━━━━━ Data provided ━━━━━
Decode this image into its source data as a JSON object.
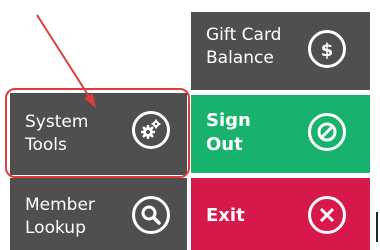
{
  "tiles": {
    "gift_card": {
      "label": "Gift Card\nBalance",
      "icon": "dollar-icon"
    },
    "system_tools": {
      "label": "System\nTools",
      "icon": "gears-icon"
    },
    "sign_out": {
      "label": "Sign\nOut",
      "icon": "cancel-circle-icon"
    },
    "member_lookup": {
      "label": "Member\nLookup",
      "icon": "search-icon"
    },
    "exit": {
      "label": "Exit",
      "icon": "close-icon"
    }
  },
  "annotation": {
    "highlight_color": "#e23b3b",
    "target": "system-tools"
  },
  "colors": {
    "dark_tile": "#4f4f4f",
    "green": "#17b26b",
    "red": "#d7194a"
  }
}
━━━━━
━━━━━ Data provided ━━━━━
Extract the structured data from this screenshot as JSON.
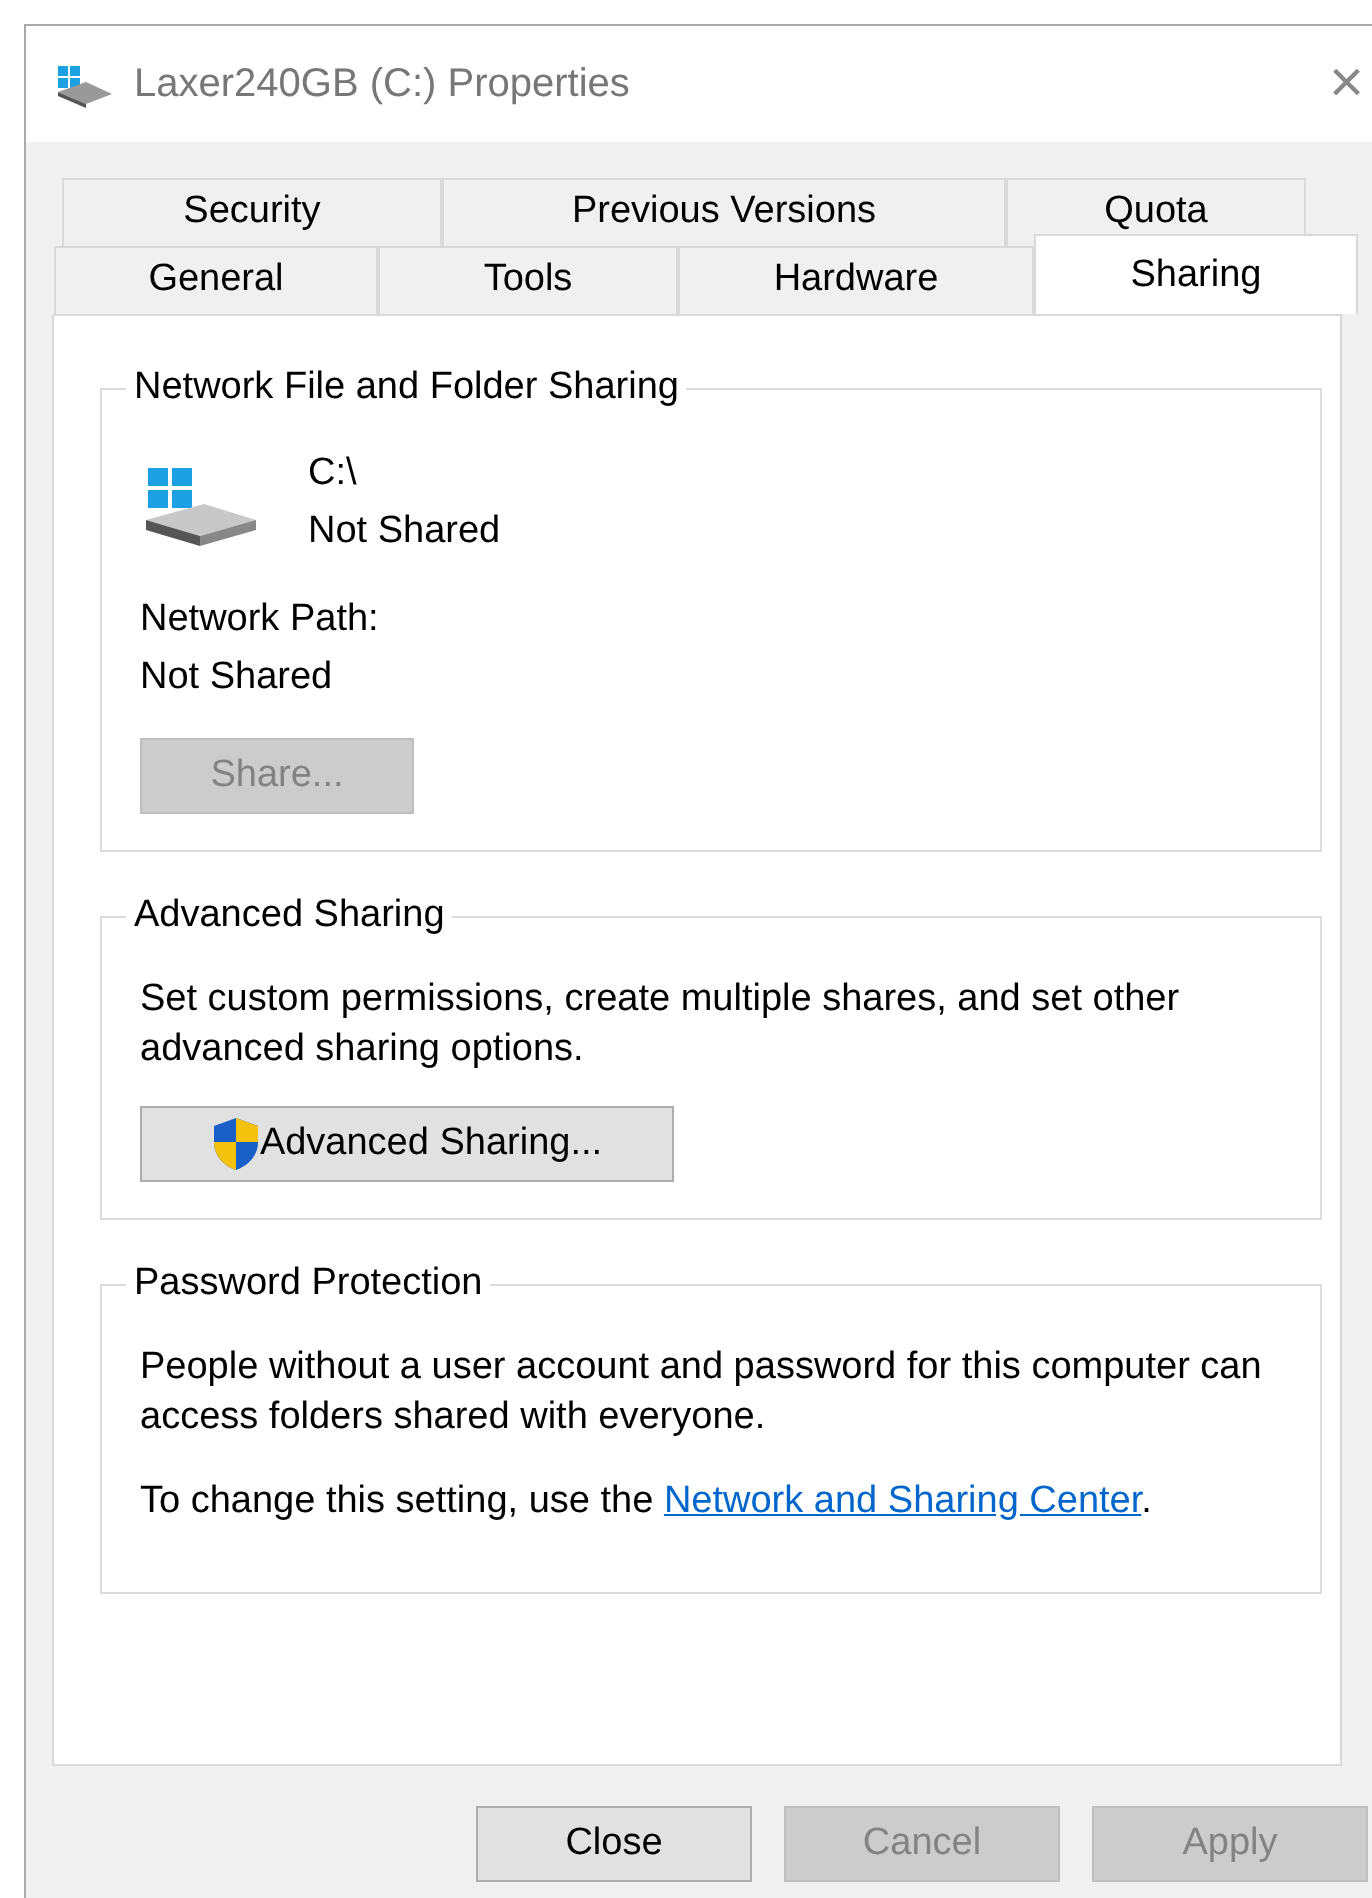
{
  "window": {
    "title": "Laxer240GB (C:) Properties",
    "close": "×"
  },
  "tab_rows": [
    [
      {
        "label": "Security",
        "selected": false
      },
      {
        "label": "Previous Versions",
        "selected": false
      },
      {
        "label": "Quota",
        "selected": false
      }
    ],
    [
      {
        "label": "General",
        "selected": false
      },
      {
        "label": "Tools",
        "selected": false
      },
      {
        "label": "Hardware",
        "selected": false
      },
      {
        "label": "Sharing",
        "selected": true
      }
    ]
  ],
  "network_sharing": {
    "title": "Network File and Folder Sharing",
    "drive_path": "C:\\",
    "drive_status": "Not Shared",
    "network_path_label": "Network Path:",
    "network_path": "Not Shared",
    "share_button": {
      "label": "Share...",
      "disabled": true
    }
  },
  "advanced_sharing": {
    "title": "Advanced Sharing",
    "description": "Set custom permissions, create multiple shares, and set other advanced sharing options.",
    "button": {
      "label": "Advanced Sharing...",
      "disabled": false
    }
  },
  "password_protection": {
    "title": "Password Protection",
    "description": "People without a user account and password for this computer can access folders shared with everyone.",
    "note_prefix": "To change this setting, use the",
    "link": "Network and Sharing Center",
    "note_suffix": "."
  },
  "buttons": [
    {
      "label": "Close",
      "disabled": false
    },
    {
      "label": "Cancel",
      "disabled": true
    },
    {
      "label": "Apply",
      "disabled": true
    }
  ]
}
━━━━━
Extract all lines from the material above that include the word "this".

§ The completed task
Decode this image into its source data as a JSON object.
Extract the structured data from this screenshot as JSON.
    "description": "People without a user account and password for this computer can access folders shared with everyone.",
    "note_prefix": "To change this setting, use the",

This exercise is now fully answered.